Source:
┌──

My family loves anything with beef and pasta, like this Beef Noodle Soup. And it’s a treat to cook for everyone because it only takes a few minutes to get it going! Just open the crock pot, toss in the ingredients, and turn it on. That’s my kind of dinner on a busy day.
Crockpot soups can be a lifesaver when you’re short on time. For another comforting slow-cooked meal, start a batch of Crock Pot Potato Soup before work, and have it waiting for you when you get home. Or when you’re craving a heartier meal, make a main dish of Garlic Beef and Noodle Bowls instead, in only 15 minutes!
Why You’ll Love This Beef Noodle Soup
- It’s incredibly easy to make. You can throw everything in the slow cooker and let it do the work for you.
- The lean stew meat in this recipe is juicy, tender, and delicious.
- Since the leftovers reheat so well, go ahead and make a big batch and save some for later.
- The cream of mushroom soup adds a rich, creamy texture to the broth that’s hard to beat.
- It’s a great soup for when the weather’s cooling down and you need a warm, hearty, and comforting meal.
What You’ll Need
- Lean Stew Meat – This beef is lower in fat, but doesn’t sacrifice flavor.
- Low-Sodium Cream of Mushroom Soup – Thickens up the broth and adds a rich creaminess.
- Onion Soup Mix – Makes an extra-flavorful soup with minimal effort. Make your own mix if you prefer with my recipe in the tips section below.

└──

Exercise brief: Can you write out the stretch of the beef noodle soup recipe from "What You’ll Need" through "a rich creaminess." word for word?

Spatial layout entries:

┌──

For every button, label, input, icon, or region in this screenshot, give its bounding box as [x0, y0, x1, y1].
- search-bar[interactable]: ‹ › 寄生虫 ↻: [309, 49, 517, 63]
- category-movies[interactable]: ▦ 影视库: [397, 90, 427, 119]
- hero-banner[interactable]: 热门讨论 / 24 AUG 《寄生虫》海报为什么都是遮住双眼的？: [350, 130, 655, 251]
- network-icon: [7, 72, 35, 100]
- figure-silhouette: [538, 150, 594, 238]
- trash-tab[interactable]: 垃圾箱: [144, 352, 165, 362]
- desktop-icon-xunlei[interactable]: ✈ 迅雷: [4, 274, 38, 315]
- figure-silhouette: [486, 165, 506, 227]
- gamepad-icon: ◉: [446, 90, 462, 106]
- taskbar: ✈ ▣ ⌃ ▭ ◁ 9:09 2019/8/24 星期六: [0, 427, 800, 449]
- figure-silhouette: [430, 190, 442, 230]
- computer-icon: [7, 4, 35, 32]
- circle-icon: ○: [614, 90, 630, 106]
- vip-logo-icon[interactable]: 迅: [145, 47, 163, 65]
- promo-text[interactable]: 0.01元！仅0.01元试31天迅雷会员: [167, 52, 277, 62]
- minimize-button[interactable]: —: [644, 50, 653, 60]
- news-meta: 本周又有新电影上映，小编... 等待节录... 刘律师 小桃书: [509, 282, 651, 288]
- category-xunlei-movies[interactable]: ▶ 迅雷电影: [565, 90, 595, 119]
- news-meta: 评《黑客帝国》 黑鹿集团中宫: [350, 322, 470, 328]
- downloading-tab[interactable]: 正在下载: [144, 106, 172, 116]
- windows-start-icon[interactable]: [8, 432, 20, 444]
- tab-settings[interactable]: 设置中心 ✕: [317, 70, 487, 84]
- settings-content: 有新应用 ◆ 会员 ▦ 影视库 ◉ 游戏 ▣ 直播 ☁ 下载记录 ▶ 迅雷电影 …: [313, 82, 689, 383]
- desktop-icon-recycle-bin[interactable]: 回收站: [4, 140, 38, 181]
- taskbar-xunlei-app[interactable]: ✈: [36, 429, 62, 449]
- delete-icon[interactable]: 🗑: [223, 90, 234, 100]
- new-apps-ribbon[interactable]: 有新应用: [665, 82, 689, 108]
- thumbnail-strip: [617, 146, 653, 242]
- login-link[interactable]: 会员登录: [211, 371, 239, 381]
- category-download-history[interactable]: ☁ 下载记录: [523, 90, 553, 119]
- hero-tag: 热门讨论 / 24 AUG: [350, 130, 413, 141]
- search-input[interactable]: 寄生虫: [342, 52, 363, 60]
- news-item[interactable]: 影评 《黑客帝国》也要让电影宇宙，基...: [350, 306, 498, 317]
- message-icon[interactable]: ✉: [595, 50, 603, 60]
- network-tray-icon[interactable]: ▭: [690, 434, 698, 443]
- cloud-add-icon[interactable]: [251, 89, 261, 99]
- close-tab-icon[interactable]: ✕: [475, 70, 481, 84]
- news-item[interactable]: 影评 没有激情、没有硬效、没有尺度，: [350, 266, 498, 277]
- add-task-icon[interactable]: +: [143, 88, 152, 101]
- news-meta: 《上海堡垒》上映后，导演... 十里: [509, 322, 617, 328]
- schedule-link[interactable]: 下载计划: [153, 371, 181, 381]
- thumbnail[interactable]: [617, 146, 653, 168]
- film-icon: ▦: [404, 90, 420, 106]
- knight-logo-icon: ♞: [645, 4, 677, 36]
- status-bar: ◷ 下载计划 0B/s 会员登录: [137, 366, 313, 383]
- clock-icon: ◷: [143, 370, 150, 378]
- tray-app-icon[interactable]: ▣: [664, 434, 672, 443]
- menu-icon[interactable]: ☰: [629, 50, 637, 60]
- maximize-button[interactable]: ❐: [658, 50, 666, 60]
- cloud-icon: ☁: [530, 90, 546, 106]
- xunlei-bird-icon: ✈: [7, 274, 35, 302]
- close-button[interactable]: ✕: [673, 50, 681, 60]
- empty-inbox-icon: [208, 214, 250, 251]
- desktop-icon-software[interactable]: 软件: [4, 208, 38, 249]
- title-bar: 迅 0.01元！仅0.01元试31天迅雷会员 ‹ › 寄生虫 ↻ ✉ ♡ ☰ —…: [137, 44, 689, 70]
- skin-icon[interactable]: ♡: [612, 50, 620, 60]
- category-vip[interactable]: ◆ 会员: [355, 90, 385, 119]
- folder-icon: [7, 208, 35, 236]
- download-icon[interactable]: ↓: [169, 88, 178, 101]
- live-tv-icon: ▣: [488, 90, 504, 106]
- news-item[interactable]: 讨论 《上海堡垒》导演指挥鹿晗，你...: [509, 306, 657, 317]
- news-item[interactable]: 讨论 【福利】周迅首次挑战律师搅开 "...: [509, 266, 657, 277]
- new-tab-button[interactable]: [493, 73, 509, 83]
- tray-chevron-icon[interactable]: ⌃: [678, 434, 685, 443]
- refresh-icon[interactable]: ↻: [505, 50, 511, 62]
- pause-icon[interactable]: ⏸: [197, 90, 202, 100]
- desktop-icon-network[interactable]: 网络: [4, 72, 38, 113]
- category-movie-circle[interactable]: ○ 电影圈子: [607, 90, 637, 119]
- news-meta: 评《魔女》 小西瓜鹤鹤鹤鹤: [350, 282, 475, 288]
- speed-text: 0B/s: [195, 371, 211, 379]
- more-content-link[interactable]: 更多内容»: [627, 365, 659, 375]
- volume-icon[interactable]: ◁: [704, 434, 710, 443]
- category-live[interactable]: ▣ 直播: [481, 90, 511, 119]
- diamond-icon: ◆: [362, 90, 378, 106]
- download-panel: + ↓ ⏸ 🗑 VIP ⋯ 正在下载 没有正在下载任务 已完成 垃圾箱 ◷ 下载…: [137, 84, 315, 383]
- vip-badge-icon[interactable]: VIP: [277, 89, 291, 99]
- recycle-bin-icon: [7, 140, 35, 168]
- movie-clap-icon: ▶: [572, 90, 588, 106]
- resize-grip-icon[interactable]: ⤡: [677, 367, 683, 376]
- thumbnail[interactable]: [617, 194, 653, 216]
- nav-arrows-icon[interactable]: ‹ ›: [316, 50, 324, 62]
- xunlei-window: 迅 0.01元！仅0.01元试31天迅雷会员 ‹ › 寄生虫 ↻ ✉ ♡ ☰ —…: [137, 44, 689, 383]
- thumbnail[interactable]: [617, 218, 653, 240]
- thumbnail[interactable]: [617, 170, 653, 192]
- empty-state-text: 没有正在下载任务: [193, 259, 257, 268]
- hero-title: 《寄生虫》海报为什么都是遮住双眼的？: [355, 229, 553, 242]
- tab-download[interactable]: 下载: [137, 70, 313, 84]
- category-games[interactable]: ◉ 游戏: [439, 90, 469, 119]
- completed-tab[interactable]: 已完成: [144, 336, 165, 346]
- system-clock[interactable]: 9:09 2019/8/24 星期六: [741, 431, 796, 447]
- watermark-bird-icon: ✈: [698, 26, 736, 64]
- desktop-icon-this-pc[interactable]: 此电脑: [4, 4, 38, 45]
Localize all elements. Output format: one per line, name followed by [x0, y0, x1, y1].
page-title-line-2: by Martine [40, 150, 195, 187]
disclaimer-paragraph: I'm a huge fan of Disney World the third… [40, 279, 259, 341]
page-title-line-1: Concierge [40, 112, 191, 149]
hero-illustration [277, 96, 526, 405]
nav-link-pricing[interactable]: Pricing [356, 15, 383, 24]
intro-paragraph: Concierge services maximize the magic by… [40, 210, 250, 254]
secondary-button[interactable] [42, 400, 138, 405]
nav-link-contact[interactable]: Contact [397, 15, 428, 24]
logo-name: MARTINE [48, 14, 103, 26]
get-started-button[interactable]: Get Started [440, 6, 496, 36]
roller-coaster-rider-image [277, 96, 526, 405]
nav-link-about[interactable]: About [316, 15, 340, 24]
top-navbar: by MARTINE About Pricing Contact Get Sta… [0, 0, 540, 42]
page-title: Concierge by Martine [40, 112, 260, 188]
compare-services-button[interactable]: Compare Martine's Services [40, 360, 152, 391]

└──

Result of the task:
What You’ll Need
- Lean Stew Meat – This beef is lower in fat, but doesn’t sacrifice flavor.
- Low-Sodium Cream of Mushroom Soup – Thickens up the broth and adds a rich creaminess.